[START OF Records supplied]
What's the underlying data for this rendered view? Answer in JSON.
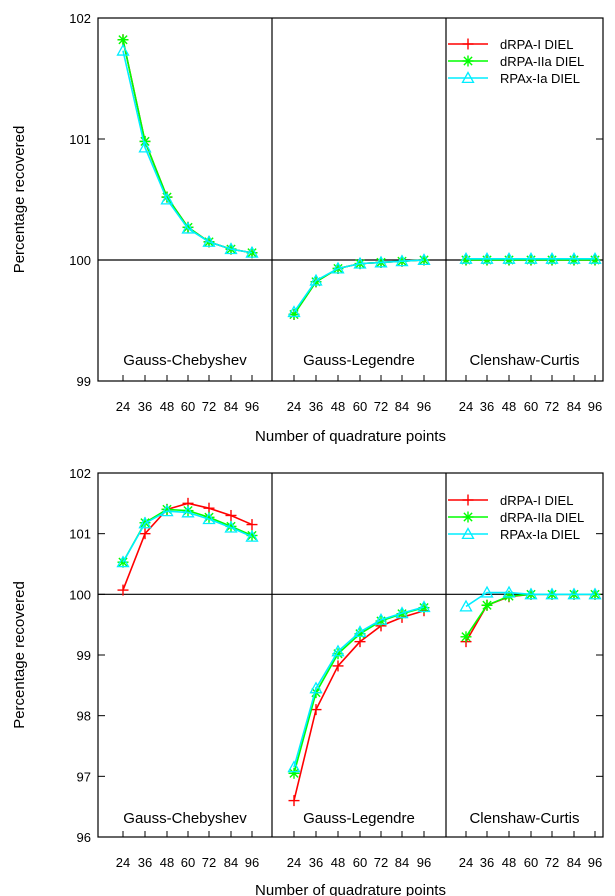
{
  "chart_data": [
    {
      "type": "line",
      "ylabel": "Percentage recovered",
      "xlabel": "Number of quadrature points",
      "ylim": [
        99,
        102
      ],
      "yticks": [
        "99",
        "100",
        "101",
        "102"
      ],
      "xticks": [
        "24",
        "36",
        "48",
        "60",
        "72",
        "84",
        "96"
      ],
      "x": [
        24,
        36,
        48,
        60,
        72,
        84,
        96
      ],
      "reference_line": 100,
      "legend_position": "top-right",
      "panels": [
        {
          "title": "Gauss-Chebyshev",
          "series": [
            {
              "name": "dRPA-I DIEL",
              "values": [
                101.82,
                100.98,
                100.52,
                100.27,
                100.15,
                100.09,
                100.06
              ]
            },
            {
              "name": "dRPA-IIa DIEL",
              "values": [
                101.82,
                100.98,
                100.52,
                100.27,
                100.15,
                100.09,
                100.06
              ]
            },
            {
              "name": "RPAx-Ia DIEL",
              "values": [
                101.73,
                100.93,
                100.5,
                100.26,
                100.15,
                100.09,
                100.06
              ]
            }
          ]
        },
        {
          "title": "Gauss-Legendre",
          "series": [
            {
              "name": "dRPA-I DIEL",
              "values": [
                99.55,
                99.82,
                99.93,
                99.97,
                99.98,
                99.99,
                100.0
              ]
            },
            {
              "name": "dRPA-IIa DIEL",
              "values": [
                99.55,
                99.82,
                99.93,
                99.97,
                99.98,
                99.99,
                100.0
              ]
            },
            {
              "name": "RPAx-Ia DIEL",
              "values": [
                99.57,
                99.83,
                99.93,
                99.97,
                99.98,
                99.99,
                100.0
              ]
            }
          ]
        },
        {
          "title": "Clenshaw-Curtis",
          "series": [
            {
              "name": "dRPA-I DIEL",
              "values": [
                100.0,
                100.0,
                100.0,
                100.0,
                100.0,
                100.0,
                100.0
              ]
            },
            {
              "name": "dRPA-IIa DIEL",
              "values": [
                100.0,
                100.0,
                100.0,
                100.0,
                100.0,
                100.0,
                100.0
              ]
            },
            {
              "name": "RPAx-Ia DIEL",
              "values": [
                100.01,
                100.01,
                100.01,
                100.01,
                100.01,
                100.01,
                100.01
              ]
            }
          ]
        }
      ]
    },
    {
      "type": "line",
      "ylabel": "Percentage recovered",
      "xlabel": "Number of quadrature points",
      "ylim": [
        96,
        102
      ],
      "yticks": [
        "96",
        "97",
        "98",
        "99",
        "100",
        "101",
        "102"
      ],
      "xticks": [
        "24",
        "36",
        "48",
        "60",
        "72",
        "84",
        "96"
      ],
      "x": [
        24,
        36,
        48,
        60,
        72,
        84,
        96
      ],
      "reference_line": 100,
      "legend_position": "top-right",
      "panels": [
        {
          "title": "Gauss-Chebyshev",
          "series": [
            {
              "name": "dRPA-I DIEL",
              "values": [
                100.07,
                101.0,
                101.4,
                101.5,
                101.42,
                101.3,
                101.15
              ]
            },
            {
              "name": "dRPA-IIa DIEL",
              "values": [
                100.53,
                101.18,
                101.4,
                101.38,
                101.27,
                101.12,
                100.97
              ]
            },
            {
              "name": "RPAx-Ia DIEL",
              "values": [
                100.53,
                101.17,
                101.37,
                101.35,
                101.24,
                101.1,
                100.95
              ]
            }
          ]
        },
        {
          "title": "Gauss-Legendre",
          "series": [
            {
              "name": "dRPA-I DIEL",
              "values": [
                96.6,
                98.1,
                98.82,
                99.22,
                99.48,
                99.62,
                99.73
              ]
            },
            {
              "name": "dRPA-IIa DIEL",
              "values": [
                97.05,
                98.38,
                99.02,
                99.35,
                99.56,
                99.68,
                99.78
              ]
            },
            {
              "name": "RPAx-Ia DIEL",
              "values": [
                97.15,
                98.45,
                99.06,
                99.38,
                99.58,
                99.69,
                99.79
              ]
            }
          ]
        },
        {
          "title": "Clenshaw-Curtis",
          "series": [
            {
              "name": "dRPA-I DIEL",
              "values": [
                99.22,
                99.82,
                99.96,
                100.0,
                100.0,
                100.0,
                100.0
              ]
            },
            {
              "name": "dRPA-IIa DIEL",
              "values": [
                99.3,
                99.82,
                99.97,
                100.0,
                100.0,
                100.0,
                100.0
              ]
            },
            {
              "name": "RPAx-Ia DIEL",
              "values": [
                99.8,
                100.03,
                100.03,
                100.0,
                100.0,
                100.0,
                100.0
              ]
            }
          ]
        }
      ]
    }
  ],
  "colors": {
    "series": [
      "#ff0000",
      "#00ff00",
      "#00eeff"
    ],
    "axes": "#000000",
    "background": "#ffffff"
  },
  "markers": [
    "plus",
    "asterisk",
    "triangle"
  ]
}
[END OF Records supplied]
- [Challenge]
Copy out all of the material exactly as written, without its pictures.

- [The completed task]
What's the underlying data for this rendered view? Answer in JSON.
{
  "chart_data": [
    {
      "type": "line",
      "ylabel": "Percentage recovered",
      "xlabel": "Number of quadrature points",
      "ylim": [
        99,
        102
      ],
      "yticks": [
        "99",
        "100",
        "101",
        "102"
      ],
      "xticks": [
        "24",
        "36",
        "48",
        "60",
        "72",
        "84",
        "96"
      ],
      "x": [
        24,
        36,
        48,
        60,
        72,
        84,
        96
      ],
      "reference_line": 100,
      "legend_position": "top-right",
      "panels": [
        {
          "title": "Gauss-Chebyshev",
          "series": [
            {
              "name": "dRPA-I DIEL",
              "values": [
                101.82,
                100.98,
                100.52,
                100.27,
                100.15,
                100.09,
                100.06
              ]
            },
            {
              "name": "dRPA-IIa DIEL",
              "values": [
                101.82,
                100.98,
                100.52,
                100.27,
                100.15,
                100.09,
                100.06
              ]
            },
            {
              "name": "RPAx-Ia DIEL",
              "values": [
                101.73,
                100.93,
                100.5,
                100.26,
                100.15,
                100.09,
                100.06
              ]
            }
          ]
        },
        {
          "title": "Gauss-Legendre",
          "series": [
            {
              "name": "dRPA-I DIEL",
              "values": [
                99.55,
                99.82,
                99.93,
                99.97,
                99.98,
                99.99,
                100.0
              ]
            },
            {
              "name": "dRPA-IIa DIEL",
              "values": [
                99.55,
                99.82,
                99.93,
                99.97,
                99.98,
                99.99,
                100.0
              ]
            },
            {
              "name": "RPAx-Ia DIEL",
              "values": [
                99.57,
                99.83,
                99.93,
                99.97,
                99.98,
                99.99,
                100.0
              ]
            }
          ]
        },
        {
          "title": "Clenshaw-Curtis",
          "series": [
            {
              "name": "dRPA-I DIEL",
              "values": [
                100.0,
                100.0,
                100.0,
                100.0,
                100.0,
                100.0,
                100.0
              ]
            },
            {
              "name": "dRPA-IIa DIEL",
              "values": [
                100.0,
                100.0,
                100.0,
                100.0,
                100.0,
                100.0,
                100.0
              ]
            },
            {
              "name": "RPAx-Ia DIEL",
              "values": [
                100.01,
                100.01,
                100.01,
                100.01,
                100.01,
                100.01,
                100.01
              ]
            }
          ]
        }
      ]
    },
    {
      "type": "line",
      "ylabel": "Percentage recovered",
      "xlabel": "Number of quadrature points",
      "ylim": [
        96,
        102
      ],
      "yticks": [
        "96",
        "97",
        "98",
        "99",
        "100",
        "101",
        "102"
      ],
      "xticks": [
        "24",
        "36",
        "48",
        "60",
        "72",
        "84",
        "96"
      ],
      "x": [
        24,
        36,
        48,
        60,
        72,
        84,
        96
      ],
      "reference_line": 100,
      "legend_position": "top-right",
      "panels": [
        {
          "title": "Gauss-Chebyshev",
          "series": [
            {
              "name": "dRPA-I DIEL",
              "values": [
                100.07,
                101.0,
                101.4,
                101.5,
                101.42,
                101.3,
                101.15
              ]
            },
            {
              "name": "dRPA-IIa DIEL",
              "values": [
                100.53,
                101.18,
                101.4,
                101.38,
                101.27,
                101.12,
                100.97
              ]
            },
            {
              "name": "RPAx-Ia DIEL",
              "values": [
                100.53,
                101.17,
                101.37,
                101.35,
                101.24,
                101.1,
                100.95
              ]
            }
          ]
        },
        {
          "title": "Gauss-Legendre",
          "series": [
            {
              "name": "dRPA-I DIEL",
              "values": [
                96.6,
                98.1,
                98.82,
                99.22,
                99.48,
                99.62,
                99.73
              ]
            },
            {
              "name": "dRPA-IIa DIEL",
              "values": [
                97.05,
                98.38,
                99.02,
                99.35,
                99.56,
                99.68,
                99.78
              ]
            },
            {
              "name": "RPAx-Ia DIEL",
              "values": [
                97.15,
                98.45,
                99.06,
                99.38,
                99.58,
                99.69,
                99.79
              ]
            }
          ]
        },
        {
          "title": "Clenshaw-Curtis",
          "series": [
            {
              "name": "dRPA-I DIEL",
              "values": [
                99.22,
                99.82,
                99.96,
                100.0,
                100.0,
                100.0,
                100.0
              ]
            },
            {
              "name": "dRPA-IIa DIEL",
              "values": [
                99.3,
                99.82,
                99.97,
                100.0,
                100.0,
                100.0,
                100.0
              ]
            },
            {
              "name": "RPAx-Ia DIEL",
              "values": [
                99.8,
                100.03,
                100.03,
                100.0,
                100.0,
                100.0,
                100.0
              ]
            }
          ]
        }
      ]
    }
  ],
  "colors": {
    "series": [
      "#ff0000",
      "#00ff00",
      "#00eeff"
    ],
    "axes": "#000000",
    "background": "#ffffff"
  },
  "markers": [
    "plus",
    "asterisk",
    "triangle"
  ]
}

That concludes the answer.